EXERCISE MATERIALS START

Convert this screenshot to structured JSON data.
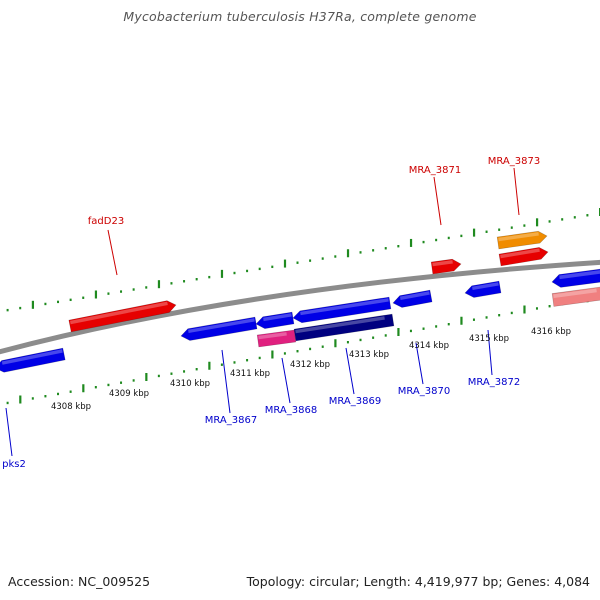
{
  "header": {
    "title": "Mycobacterium tuberculosis H37Ra, complete genome"
  },
  "footer": {
    "accession": "Accession: NC_009525",
    "stats": "Topology: circular; Length: 4,419,977 bp; Genes: 4,084"
  },
  "colors": {
    "backbone": "#8c8c8c",
    "tick": "#1f8a1f",
    "forward_label": "#cc0000",
    "reverse_label": "#0000cc",
    "tick_label": "#111111"
  },
  "scale": {
    "labels": [
      "4308 kbp",
      "4309 kbp",
      "4310 kbp",
      "4311 kbp",
      "4312 kbp",
      "4313 kbp",
      "4314 kbp",
      "4315 kbp",
      "4316 kbp"
    ]
  },
  "gene_labels": {
    "forward": [
      "fadD23",
      "MRA_3871",
      "MRA_3873"
    ],
    "reverse": [
      "pks2",
      "MRA_3867",
      "MRA_3868",
      "MRA_3869",
      "MRA_3870",
      "MRA_3872"
    ]
  },
  "features": [
    {
      "name": "forward-gene-arrow",
      "color": "#e60000",
      "direction": "right"
    },
    {
      "name": "forward-gene-arrow",
      "color": "#e60000",
      "direction": "right"
    },
    {
      "name": "forward-gene-arrow",
      "color": "#e60000",
      "direction": "right"
    },
    {
      "name": "forward-gene-arrow",
      "color": "#f08c00",
      "direction": "right"
    },
    {
      "name": "reverse-gene-arrow",
      "color": "#0000e6",
      "direction": "left"
    },
    {
      "name": "reverse-gene-arrow",
      "color": "#0000e6",
      "direction": "left"
    },
    {
      "name": "reverse-gene-arrow",
      "color": "#0000e6",
      "direction": "left"
    },
    {
      "name": "reverse-gene-arrow",
      "color": "#0000e6",
      "direction": "left"
    },
    {
      "name": "reverse-gene-arrow",
      "color": "#0000e6",
      "direction": "left"
    },
    {
      "name": "reverse-gene-arrow",
      "color": "#0000e6",
      "direction": "left"
    },
    {
      "name": "reverse-gene-arrow",
      "color": "#0000e6",
      "direction": "left"
    },
    {
      "name": "reverse-gene-bar",
      "color": "#e0207f",
      "direction": "left"
    },
    {
      "name": "reverse-gene-bar",
      "color": "#000080",
      "direction": "left"
    },
    {
      "name": "pseudogene-bar",
      "color": "#f08080",
      "direction": "right"
    }
  ]
}
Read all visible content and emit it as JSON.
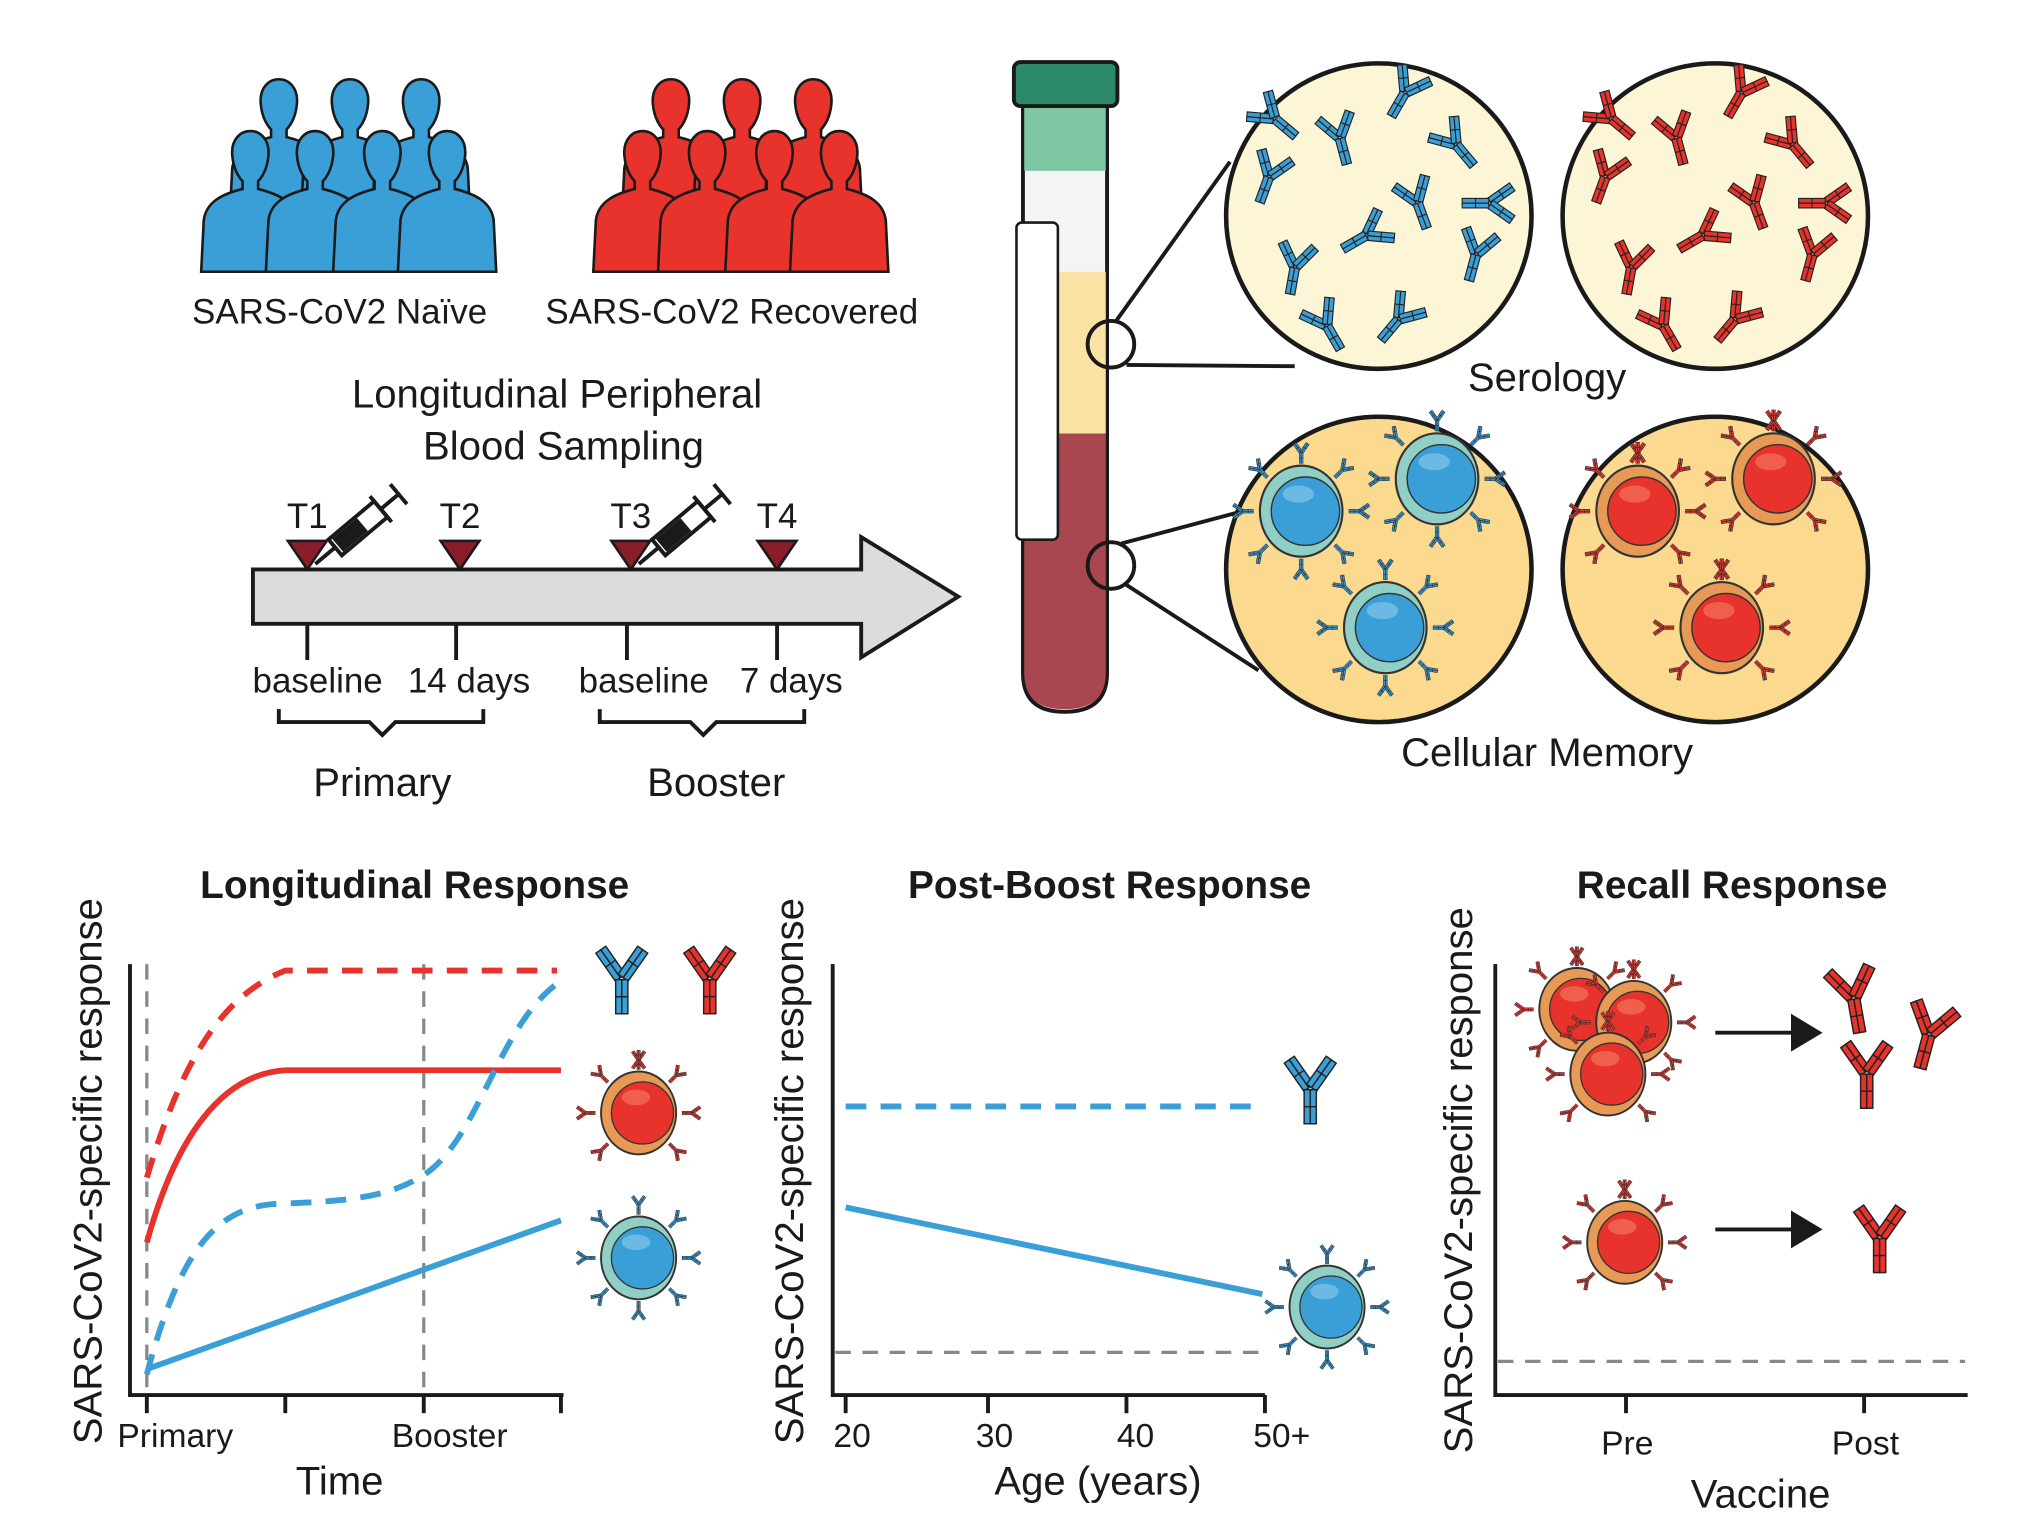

EXERCISE MATERIALS END

> [YOUR ASSIGNMENT]:
Write out each entry exactly as given, omitting any picture.

> [RESPONSE]:
Convert this screenshot to structured JSON data.
{
  "header": {
    "title": "Mycobacterium tuberculosis H37Ra, complete genome"
  },
  "footer": {
    "accession": "Accession: NC_009525",
    "stats": "Topology: circular; Length: 4,419,977 bp; Genes: 4,084"
  },
  "colors": {
    "backbone": "#8c8c8c",
    "tick": "#1f8a1f",
    "forward_label": "#cc0000",
    "reverse_label": "#0000cc",
    "tick_label": "#111111"
  },
  "scale": {
    "labels": [
      "4308 kbp",
      "4309 kbp",
      "4310 kbp",
      "4311 kbp",
      "4312 kbp",
      "4313 kbp",
      "4314 kbp",
      "4315 kbp",
      "4316 kbp"
    ]
  },
  "gene_labels": {
    "forward": [
      "fadD23",
      "MRA_3871",
      "MRA_3873"
    ],
    "reverse": [
      "pks2",
      "MRA_3867",
      "MRA_3868",
      "MRA_3869",
      "MRA_3870",
      "MRA_3872"
    ]
  },
  "features": [
    {
      "name": "forward-gene-arrow",
      "color": "#e60000",
      "direction": "right"
    },
    {
      "name": "forward-gene-arrow",
      "color": "#e60000",
      "direction": "right"
    },
    {
      "name": "forward-gene-arrow",
      "color": "#e60000",
      "direction": "right"
    },
    {
      "name": "forward-gene-arrow",
      "color": "#f08c00",
      "direction": "right"
    },
    {
      "name": "reverse-gene-arrow",
      "color": "#0000e6",
      "direction": "left"
    },
    {
      "name": "reverse-gene-arrow",
      "color": "#0000e6",
      "direction": "left"
    },
    {
      "name": "reverse-gene-arrow",
      "color": "#0000e6",
      "direction": "left"
    },
    {
      "name": "reverse-gene-arrow",
      "color": "#0000e6",
      "direction": "left"
    },
    {
      "name": "reverse-gene-arrow",
      "color": "#0000e6",
      "direction": "left"
    },
    {
      "name": "reverse-gene-arrow",
      "color": "#0000e6",
      "direction": "left"
    },
    {
      "name": "reverse-gene-arrow",
      "color": "#0000e6",
      "direction": "left"
    },
    {
      "name": "reverse-gene-bar",
      "color": "#e0207f",
      "direction": "left"
    },
    {
      "name": "reverse-gene-bar",
      "color": "#000080",
      "direction": "left"
    },
    {
      "name": "pseudogene-bar",
      "color": "#f08080",
      "direction": "right"
    }
  ]
}
Read all visible content and emit it as JSON.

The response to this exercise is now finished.